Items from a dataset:
————————

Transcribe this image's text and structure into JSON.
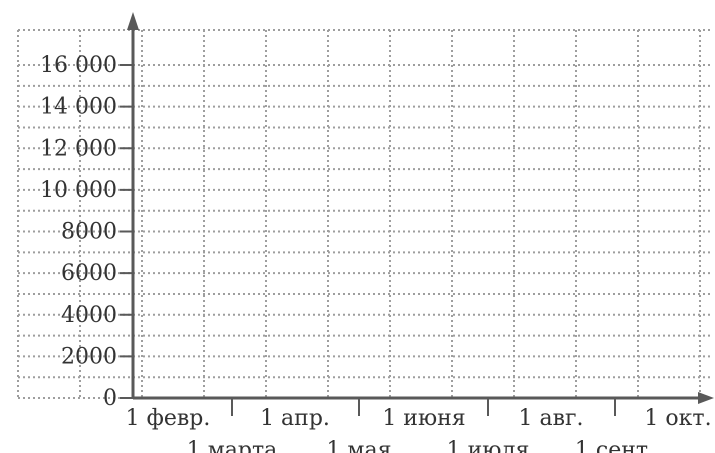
{
  "chart_data": {
    "type": "line",
    "title": "",
    "xlabel": "",
    "ylabel": "",
    "ylim": [
      0,
      17000
    ],
    "y_ticks": [
      {
        "value": 0,
        "label": "0"
      },
      {
        "value": 2000,
        "label": "2000"
      },
      {
        "value": 4000,
        "label": "4000"
      },
      {
        "value": 6000,
        "label": "6000"
      },
      {
        "value": 8000,
        "label": "8000"
      },
      {
        "value": 10000,
        "label": "10 000"
      },
      {
        "value": 12000,
        "label": "12 000"
      },
      {
        "value": 14000,
        "label": "14 000"
      },
      {
        "value": 16000,
        "label": "16 000"
      }
    ],
    "x_ticks_upper": [
      "1 февр.",
      "1 апр.",
      "1 июня",
      "1 авг.",
      "1 окт."
    ],
    "x_ticks_lower": [
      "1 марта",
      "1 мая",
      "1 июля",
      "1 сент."
    ],
    "grid": true,
    "grid_style": "dotted",
    "colors": {
      "axis": "#595959",
      "grid": "#9e9e9e",
      "text": "#333333"
    },
    "series": []
  }
}
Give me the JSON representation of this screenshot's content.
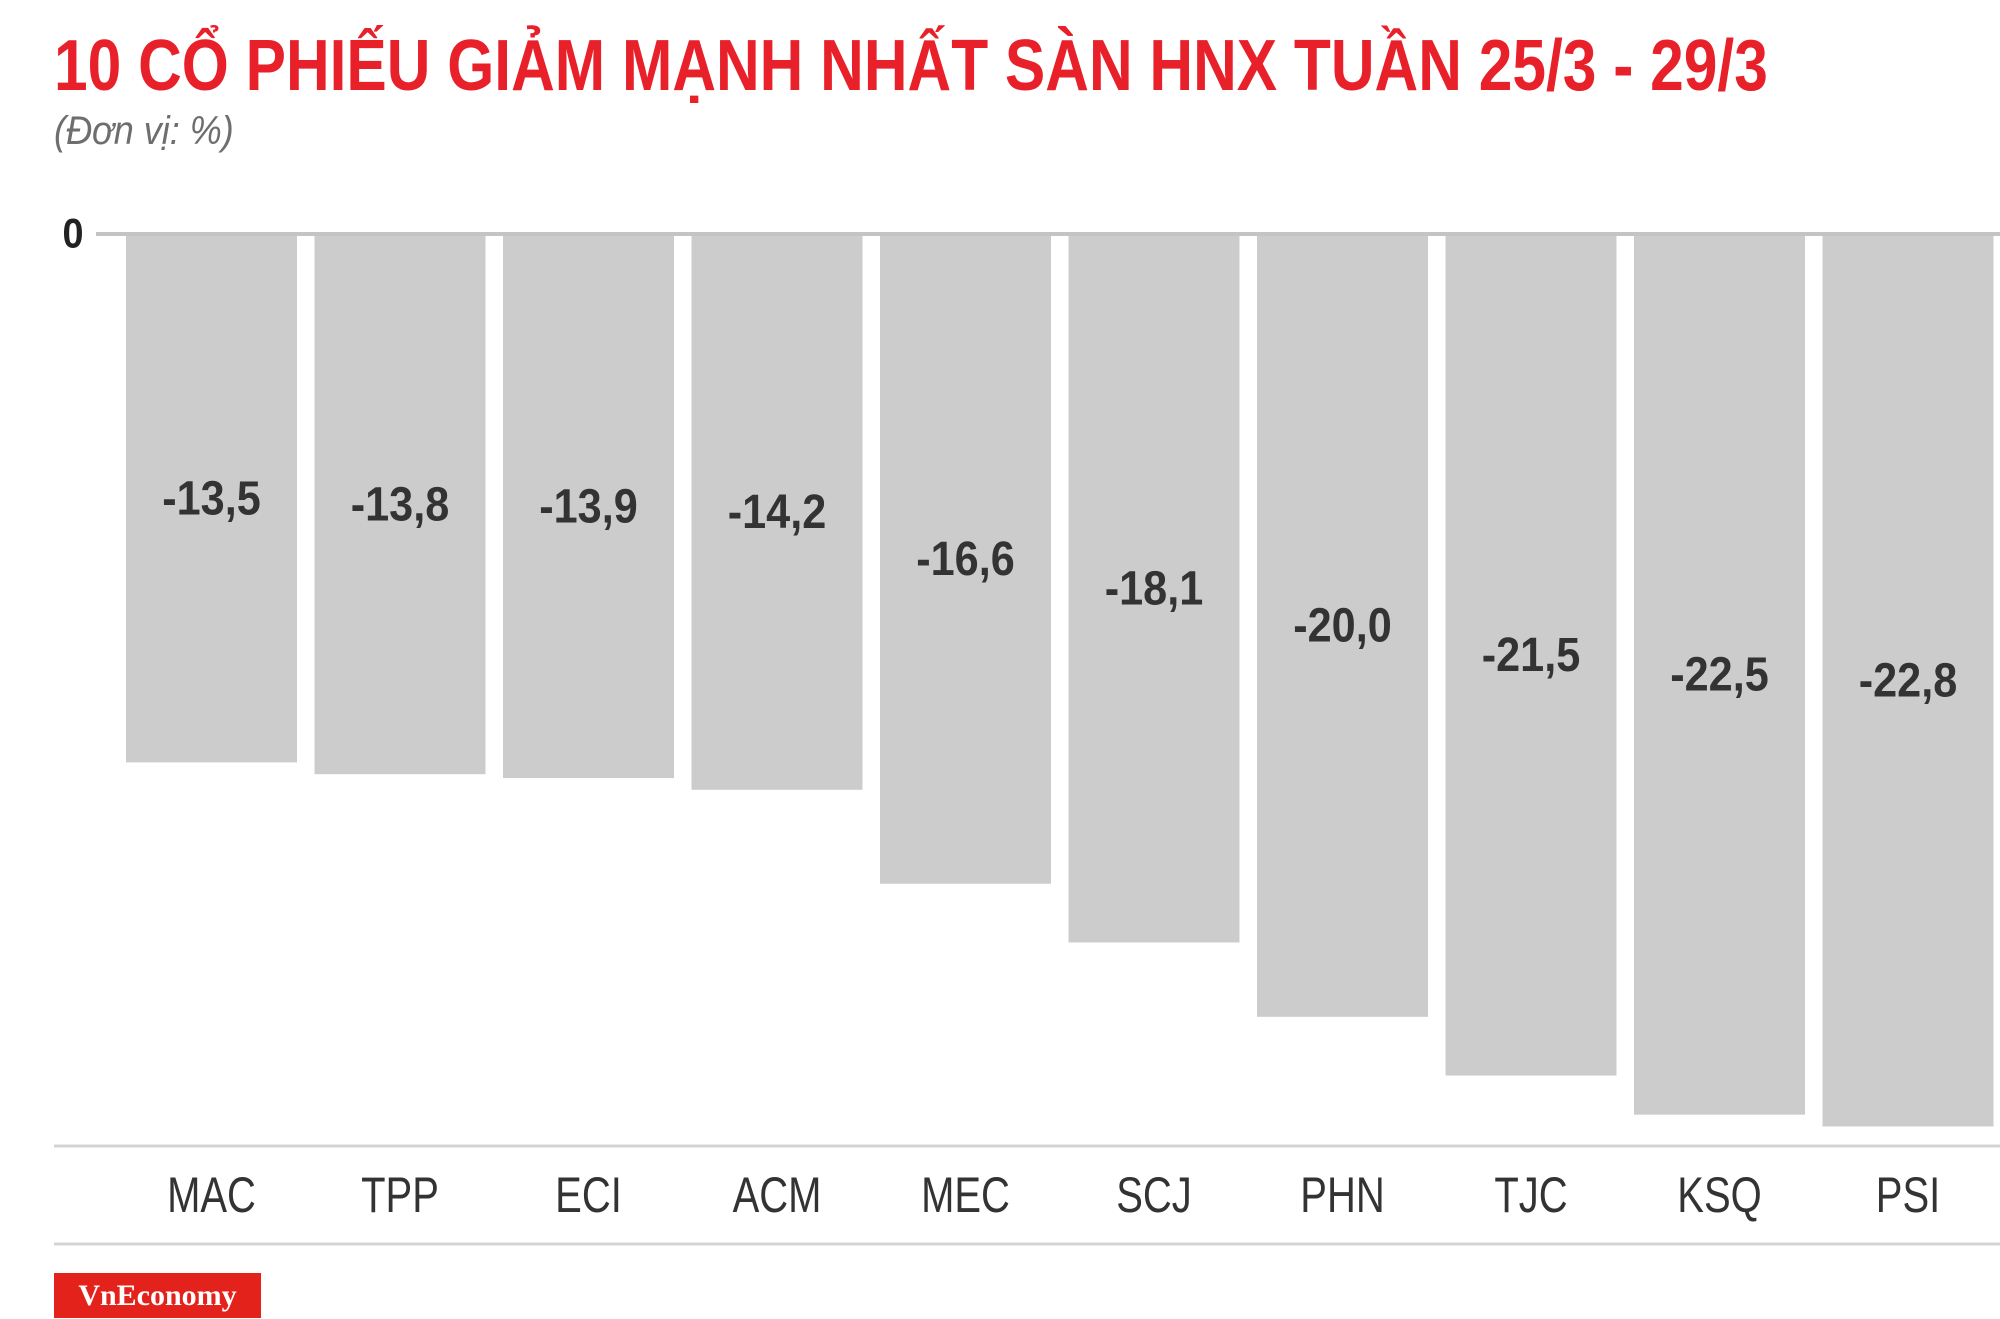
{
  "chart_data": {
    "type": "bar",
    "title": "10 CỔ PHIẾU GIẢM MẠNH NHẤT SÀN HNX TUẦN 25/3 - 29/3",
    "subtitle": "(Đơn vị: %)",
    "categories": [
      "MAC",
      "TPP",
      "ECI",
      "ACM",
      "MEC",
      "SCJ",
      "PHN",
      "TJC",
      "KSQ",
      "PSI"
    ],
    "values": [
      -13.5,
      -13.8,
      -13.9,
      -14.2,
      -16.6,
      -18.1,
      -20.0,
      -21.5,
      -22.5,
      -22.8
    ],
    "data_labels": [
      "-13,5",
      "-13,8",
      "-13,9",
      "-14,2",
      "-16,6",
      "-18,1",
      "-20,0",
      "-21,5",
      "-22,5",
      "-22,8"
    ],
    "yticks": [
      0
    ],
    "ytick_labels": [
      "0"
    ],
    "ylim": [
      -23.3,
      0
    ],
    "grid": false
  },
  "brand": {
    "logo_text": "VnEconomy"
  },
  "colors": {
    "title": "#e8202a",
    "subtitle": "#6e6e6e",
    "bars": "#cccccc",
    "baseline": "#c4c4c4",
    "divider": "#d4d4d4",
    "labels": "#333333",
    "logo_bg": "#e3231b",
    "logo_text": "#ffffff"
  }
}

————————

• Instructions for the task: Check each line above for the word "JSON" and copy the ones that have it.

• Answer to this problem:
Transcribe this image's text and structure into JSON.
Give me the JSON representation of this screenshot's content.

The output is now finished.